▶ **STATED TASK**
Only lines holding the string "text" are wanted; copy each one from the material.

▶ **INPUT MATERIAL**
- - - - -
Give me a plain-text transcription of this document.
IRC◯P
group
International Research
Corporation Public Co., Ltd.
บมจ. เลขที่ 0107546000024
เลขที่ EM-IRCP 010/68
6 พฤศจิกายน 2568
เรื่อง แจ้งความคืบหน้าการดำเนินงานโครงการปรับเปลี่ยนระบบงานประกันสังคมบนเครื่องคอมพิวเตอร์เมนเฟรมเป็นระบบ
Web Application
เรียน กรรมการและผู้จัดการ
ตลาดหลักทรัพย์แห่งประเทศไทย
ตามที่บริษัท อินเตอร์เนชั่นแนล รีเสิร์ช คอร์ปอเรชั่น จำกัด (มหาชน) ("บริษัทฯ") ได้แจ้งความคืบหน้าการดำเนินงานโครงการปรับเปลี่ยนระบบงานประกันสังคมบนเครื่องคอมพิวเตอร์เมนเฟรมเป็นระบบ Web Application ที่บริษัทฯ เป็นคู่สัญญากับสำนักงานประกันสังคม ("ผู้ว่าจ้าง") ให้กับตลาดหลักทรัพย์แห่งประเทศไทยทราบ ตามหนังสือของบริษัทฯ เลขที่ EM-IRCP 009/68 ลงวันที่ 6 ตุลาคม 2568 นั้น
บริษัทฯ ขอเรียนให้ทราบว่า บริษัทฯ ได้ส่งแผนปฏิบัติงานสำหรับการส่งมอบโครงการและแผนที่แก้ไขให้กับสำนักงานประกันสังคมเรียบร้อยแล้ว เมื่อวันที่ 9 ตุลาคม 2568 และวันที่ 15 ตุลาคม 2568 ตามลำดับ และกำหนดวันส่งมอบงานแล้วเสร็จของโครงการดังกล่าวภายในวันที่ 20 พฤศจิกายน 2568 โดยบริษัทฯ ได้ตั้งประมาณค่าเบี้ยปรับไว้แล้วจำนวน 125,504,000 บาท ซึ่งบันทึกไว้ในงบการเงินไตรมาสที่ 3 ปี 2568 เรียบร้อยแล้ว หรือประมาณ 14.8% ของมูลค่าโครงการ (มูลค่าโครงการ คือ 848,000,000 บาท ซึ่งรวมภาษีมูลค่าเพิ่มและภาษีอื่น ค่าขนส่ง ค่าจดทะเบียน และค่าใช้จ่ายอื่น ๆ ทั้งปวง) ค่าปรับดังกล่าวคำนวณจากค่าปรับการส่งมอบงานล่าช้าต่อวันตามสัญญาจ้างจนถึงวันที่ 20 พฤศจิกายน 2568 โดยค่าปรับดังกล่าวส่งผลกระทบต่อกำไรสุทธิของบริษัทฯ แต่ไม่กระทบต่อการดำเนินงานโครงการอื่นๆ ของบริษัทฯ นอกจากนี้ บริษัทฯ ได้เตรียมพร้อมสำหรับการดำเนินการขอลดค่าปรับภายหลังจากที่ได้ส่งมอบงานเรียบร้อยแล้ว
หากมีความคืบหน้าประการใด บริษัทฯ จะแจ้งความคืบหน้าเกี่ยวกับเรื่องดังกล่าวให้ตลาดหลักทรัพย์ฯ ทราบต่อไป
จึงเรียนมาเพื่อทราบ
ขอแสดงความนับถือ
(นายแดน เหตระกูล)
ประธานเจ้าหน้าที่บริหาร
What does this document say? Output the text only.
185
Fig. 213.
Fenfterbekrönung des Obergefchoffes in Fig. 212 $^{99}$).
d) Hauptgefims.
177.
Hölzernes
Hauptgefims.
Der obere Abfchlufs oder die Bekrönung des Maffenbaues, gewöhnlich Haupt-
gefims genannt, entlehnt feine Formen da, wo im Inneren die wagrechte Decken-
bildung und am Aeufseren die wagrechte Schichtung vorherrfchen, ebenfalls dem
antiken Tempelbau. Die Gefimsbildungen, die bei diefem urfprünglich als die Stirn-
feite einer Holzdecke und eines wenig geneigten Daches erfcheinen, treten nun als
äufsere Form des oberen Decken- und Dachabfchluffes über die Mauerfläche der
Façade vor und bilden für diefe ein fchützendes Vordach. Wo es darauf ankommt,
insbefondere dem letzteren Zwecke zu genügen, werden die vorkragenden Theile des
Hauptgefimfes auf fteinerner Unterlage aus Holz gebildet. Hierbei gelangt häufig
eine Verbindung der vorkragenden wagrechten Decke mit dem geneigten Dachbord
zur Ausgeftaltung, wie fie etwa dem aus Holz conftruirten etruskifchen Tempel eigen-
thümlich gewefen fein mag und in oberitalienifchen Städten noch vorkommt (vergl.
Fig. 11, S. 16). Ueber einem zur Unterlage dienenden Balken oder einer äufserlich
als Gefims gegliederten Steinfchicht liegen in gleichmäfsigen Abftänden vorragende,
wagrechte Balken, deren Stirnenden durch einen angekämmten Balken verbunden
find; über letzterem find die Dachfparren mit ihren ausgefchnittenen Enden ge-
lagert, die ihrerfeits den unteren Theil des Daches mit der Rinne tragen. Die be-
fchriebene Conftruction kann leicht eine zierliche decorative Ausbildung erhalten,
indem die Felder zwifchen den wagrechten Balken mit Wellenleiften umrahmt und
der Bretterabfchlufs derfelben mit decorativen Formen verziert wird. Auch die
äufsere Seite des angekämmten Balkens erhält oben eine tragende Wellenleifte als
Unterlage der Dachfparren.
- - - - -
▶ **EXERCISE RESPONSE**
Give me a plain-text transcription of this document.
What does this document say? Output the text only.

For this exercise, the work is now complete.